◆ What is expected
Copy out each line that includes the word "Team".

◆ Data to use
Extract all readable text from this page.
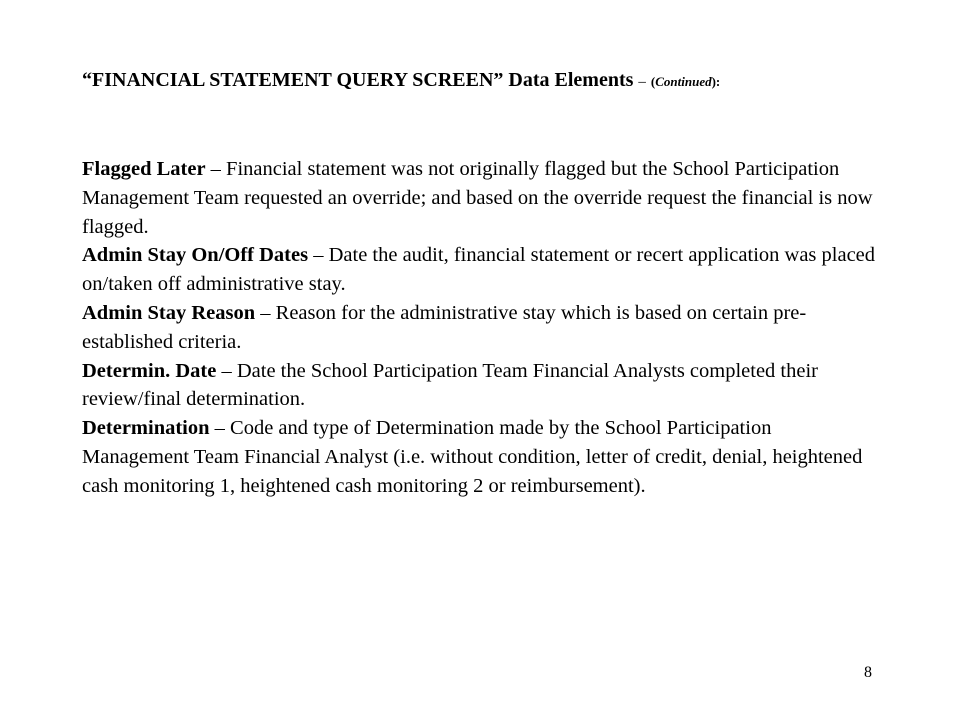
“FINANCIAL STATEMENT QUERY SCREEN” Data Elements – (Continued):

Flagged Later – Financial statement was not originally flagged but the School Participation Management Team requested an override; and based on the override request the financial is now flagged.

Admin Stay On/Off Dates – Date the audit, financial statement or recert application was placed on/taken off administrative stay.

Admin Stay Reason – Reason for the administrative stay which is based on certain pre-established criteria.

Determin. Date – Date the School Participation Team Financial Analysts completed their review/final determination.

Determination – Code and type of Determination made by the School Participation Management Team Financial Analyst (i.e. without condition, letter of credit, denial, heightened cash monitoring 1, heightened cash monitoring 2 or reimbursement).

8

◆ Solution
Flagged Later – Financial statement was not originally flagged but the School Participation Management Team requested an override; and based on the override request the financial is now flagged.
Determin. Date – Date the School Participation Team Financial Analysts completed their review/final determination.
Determination – Code and type of Determination made by the School Participation Management Team Financial Analyst (i.e. without condition, letter of credit, denial, heightened cash monitoring 1, heightened cash monitoring 2 or reimbursement).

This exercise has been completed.